**Requirements**
Isolate every line in the data with the string "Post" and copy it.

**Data supplied**
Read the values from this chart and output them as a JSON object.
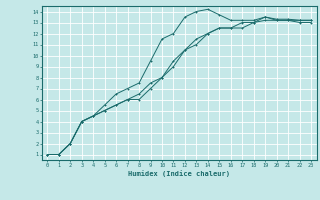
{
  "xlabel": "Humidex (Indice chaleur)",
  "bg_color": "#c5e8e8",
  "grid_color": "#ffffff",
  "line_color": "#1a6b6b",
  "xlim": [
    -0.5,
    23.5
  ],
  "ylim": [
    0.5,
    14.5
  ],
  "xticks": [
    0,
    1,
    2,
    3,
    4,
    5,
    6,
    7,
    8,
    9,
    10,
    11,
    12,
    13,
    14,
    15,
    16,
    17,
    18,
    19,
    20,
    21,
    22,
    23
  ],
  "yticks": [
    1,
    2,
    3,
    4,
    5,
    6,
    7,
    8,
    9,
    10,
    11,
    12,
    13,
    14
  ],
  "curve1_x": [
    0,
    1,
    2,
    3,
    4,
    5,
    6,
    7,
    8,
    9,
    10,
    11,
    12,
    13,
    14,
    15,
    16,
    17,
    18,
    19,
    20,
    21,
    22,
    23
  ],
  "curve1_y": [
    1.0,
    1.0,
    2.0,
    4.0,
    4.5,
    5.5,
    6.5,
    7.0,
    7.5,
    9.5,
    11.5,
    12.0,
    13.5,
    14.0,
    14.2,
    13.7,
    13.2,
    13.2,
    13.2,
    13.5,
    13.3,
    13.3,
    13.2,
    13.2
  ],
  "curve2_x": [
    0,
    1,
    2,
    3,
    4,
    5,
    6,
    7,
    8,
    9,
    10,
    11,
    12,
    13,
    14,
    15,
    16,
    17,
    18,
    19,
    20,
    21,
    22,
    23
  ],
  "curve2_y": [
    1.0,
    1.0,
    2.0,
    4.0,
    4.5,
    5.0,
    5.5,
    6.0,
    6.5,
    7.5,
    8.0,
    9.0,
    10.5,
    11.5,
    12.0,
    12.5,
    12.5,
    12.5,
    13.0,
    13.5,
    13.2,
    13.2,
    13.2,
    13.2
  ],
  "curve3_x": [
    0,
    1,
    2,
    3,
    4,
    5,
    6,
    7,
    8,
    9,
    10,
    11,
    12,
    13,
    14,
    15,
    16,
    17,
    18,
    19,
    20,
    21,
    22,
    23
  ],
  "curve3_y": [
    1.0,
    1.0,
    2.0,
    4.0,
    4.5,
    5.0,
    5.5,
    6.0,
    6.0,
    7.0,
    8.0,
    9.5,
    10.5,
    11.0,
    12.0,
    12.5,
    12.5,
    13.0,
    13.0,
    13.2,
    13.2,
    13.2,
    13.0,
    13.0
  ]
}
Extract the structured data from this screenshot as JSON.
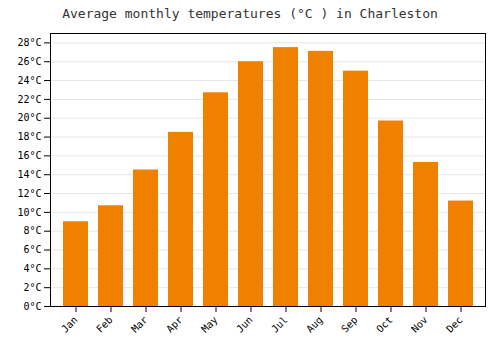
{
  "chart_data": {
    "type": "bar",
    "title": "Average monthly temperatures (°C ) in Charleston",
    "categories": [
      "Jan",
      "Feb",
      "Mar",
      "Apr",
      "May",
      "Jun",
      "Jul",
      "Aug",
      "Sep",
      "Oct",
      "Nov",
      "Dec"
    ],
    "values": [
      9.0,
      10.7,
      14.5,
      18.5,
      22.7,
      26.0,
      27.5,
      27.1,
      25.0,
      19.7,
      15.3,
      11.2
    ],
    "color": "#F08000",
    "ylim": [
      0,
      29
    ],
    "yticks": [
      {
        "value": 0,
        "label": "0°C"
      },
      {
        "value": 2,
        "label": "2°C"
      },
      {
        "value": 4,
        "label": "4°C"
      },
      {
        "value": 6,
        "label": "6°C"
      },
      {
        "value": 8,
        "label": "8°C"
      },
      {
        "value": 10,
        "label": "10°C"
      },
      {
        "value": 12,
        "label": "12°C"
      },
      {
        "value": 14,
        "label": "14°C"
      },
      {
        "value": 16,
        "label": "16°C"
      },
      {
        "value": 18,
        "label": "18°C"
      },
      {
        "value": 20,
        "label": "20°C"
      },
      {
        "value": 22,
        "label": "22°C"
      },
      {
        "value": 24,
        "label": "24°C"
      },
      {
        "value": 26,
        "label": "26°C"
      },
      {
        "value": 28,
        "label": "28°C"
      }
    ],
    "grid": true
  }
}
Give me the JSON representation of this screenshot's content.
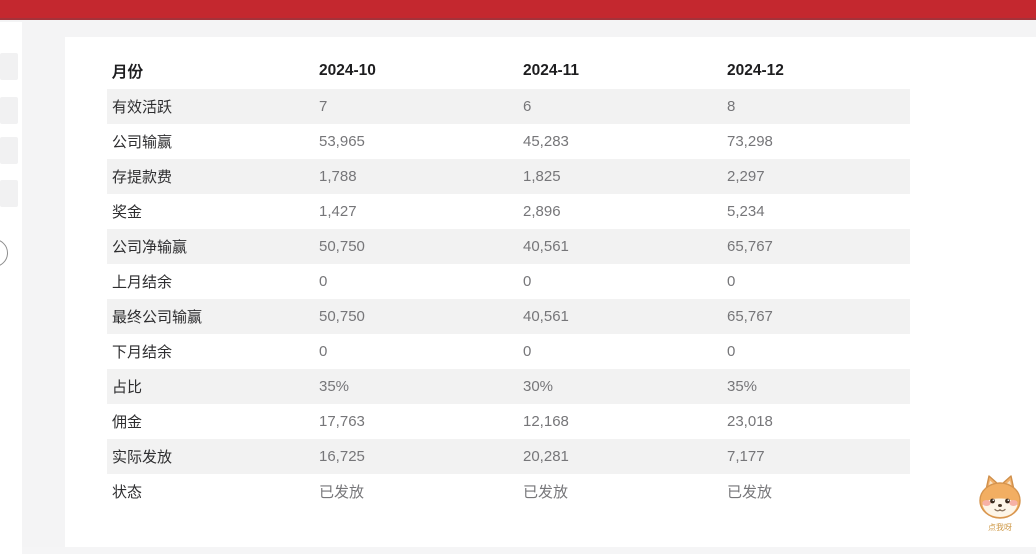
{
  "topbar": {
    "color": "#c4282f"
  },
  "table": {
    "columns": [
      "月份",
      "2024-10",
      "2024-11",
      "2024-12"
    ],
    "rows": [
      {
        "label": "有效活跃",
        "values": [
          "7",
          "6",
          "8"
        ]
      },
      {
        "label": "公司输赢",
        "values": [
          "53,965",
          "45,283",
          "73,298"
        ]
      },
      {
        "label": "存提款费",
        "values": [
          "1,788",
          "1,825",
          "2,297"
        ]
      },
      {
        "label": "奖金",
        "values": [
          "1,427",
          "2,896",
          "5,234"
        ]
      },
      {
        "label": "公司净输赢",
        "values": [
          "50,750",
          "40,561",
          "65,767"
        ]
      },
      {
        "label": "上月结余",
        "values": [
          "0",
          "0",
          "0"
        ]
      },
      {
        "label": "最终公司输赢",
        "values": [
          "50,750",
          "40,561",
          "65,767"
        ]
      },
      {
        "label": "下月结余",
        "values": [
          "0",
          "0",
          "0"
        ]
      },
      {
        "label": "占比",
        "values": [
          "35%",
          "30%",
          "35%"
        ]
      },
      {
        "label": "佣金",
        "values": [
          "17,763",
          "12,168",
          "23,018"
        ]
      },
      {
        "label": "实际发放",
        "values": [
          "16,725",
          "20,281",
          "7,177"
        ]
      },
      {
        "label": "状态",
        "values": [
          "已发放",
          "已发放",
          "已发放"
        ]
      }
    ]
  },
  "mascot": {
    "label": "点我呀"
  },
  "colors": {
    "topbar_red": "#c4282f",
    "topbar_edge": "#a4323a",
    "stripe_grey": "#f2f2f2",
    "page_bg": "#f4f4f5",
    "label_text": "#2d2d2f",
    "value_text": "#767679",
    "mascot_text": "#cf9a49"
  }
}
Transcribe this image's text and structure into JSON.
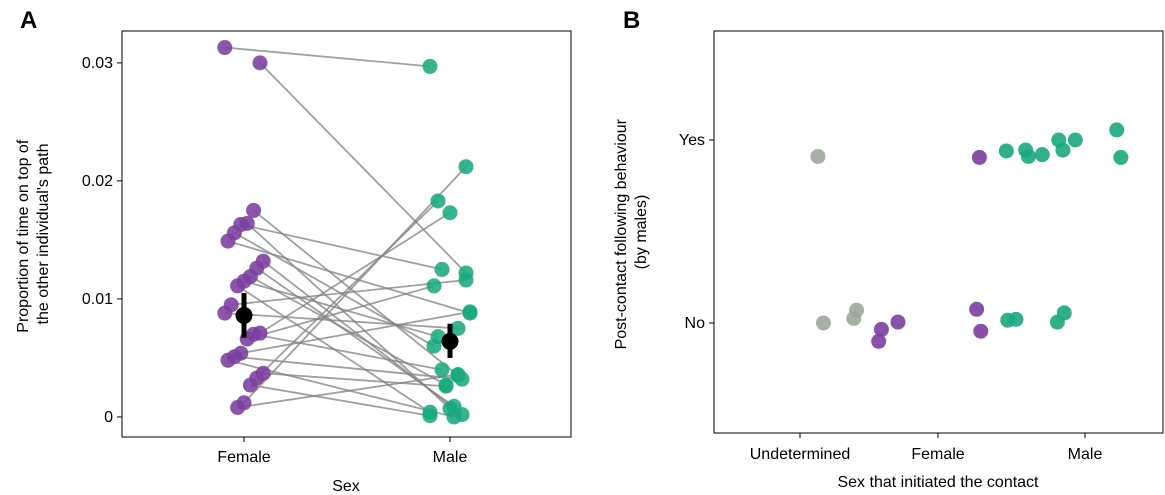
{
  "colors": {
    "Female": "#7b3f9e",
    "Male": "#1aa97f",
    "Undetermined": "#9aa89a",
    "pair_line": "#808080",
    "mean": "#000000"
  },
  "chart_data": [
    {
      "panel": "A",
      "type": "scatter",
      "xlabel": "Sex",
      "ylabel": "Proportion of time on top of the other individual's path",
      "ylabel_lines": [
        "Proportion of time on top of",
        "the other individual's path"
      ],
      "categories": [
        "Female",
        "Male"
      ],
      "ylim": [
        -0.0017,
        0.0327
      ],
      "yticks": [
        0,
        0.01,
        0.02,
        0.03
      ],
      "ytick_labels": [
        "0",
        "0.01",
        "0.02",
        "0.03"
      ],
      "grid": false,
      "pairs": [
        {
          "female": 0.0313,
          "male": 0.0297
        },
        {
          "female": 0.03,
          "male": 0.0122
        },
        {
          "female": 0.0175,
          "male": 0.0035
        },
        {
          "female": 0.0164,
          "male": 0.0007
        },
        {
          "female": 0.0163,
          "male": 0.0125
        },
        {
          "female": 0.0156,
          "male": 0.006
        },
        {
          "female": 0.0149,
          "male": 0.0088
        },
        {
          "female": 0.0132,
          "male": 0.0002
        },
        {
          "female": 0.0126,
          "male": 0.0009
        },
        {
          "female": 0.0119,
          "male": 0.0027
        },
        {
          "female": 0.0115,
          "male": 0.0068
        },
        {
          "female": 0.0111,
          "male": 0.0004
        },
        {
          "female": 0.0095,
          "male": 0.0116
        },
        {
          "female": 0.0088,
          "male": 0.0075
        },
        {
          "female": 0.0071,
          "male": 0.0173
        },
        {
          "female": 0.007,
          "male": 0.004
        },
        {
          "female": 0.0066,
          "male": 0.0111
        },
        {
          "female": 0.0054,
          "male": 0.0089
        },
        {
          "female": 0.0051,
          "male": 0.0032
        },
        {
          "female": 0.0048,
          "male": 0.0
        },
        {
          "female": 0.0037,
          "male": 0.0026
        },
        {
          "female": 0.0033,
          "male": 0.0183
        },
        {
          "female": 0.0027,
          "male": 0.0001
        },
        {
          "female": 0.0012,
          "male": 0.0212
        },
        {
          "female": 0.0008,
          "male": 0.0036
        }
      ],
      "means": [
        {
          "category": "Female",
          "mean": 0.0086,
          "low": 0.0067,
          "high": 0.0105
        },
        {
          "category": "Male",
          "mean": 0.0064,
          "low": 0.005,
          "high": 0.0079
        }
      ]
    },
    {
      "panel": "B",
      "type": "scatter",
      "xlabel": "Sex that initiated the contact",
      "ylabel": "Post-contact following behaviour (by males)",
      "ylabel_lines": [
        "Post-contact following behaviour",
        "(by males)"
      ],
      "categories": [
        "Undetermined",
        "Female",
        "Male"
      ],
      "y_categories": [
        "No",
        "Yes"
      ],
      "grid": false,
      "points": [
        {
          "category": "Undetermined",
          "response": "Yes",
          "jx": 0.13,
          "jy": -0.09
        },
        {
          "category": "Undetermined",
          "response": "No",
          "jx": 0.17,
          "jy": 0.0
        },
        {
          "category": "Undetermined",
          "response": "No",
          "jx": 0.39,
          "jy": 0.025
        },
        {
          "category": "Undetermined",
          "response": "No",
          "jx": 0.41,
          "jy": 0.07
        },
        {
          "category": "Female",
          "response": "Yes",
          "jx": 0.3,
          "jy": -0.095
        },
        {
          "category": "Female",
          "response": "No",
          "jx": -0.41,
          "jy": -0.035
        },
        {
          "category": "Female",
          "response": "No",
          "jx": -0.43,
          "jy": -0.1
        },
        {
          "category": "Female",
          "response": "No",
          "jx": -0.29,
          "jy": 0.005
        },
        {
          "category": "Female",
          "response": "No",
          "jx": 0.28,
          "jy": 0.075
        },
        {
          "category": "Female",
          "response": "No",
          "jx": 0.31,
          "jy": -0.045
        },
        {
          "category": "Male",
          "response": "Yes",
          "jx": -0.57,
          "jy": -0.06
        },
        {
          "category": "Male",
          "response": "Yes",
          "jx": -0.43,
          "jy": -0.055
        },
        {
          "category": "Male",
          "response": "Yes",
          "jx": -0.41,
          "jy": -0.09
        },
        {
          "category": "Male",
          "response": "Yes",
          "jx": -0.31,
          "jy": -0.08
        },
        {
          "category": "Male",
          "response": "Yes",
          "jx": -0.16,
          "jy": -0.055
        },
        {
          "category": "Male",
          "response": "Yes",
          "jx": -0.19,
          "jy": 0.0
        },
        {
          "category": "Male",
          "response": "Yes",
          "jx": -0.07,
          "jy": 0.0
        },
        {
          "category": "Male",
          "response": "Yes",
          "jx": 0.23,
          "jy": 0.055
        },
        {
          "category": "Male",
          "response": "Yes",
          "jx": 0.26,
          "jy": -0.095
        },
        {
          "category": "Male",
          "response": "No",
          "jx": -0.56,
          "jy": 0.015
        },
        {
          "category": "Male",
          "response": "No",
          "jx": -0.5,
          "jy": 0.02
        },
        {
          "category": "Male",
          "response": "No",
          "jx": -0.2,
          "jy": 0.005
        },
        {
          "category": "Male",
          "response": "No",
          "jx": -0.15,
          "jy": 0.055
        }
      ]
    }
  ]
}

**Written answer**
      "ylabel": "Post-contact following behaviour (by males)",
        "Post-contact following behaviour",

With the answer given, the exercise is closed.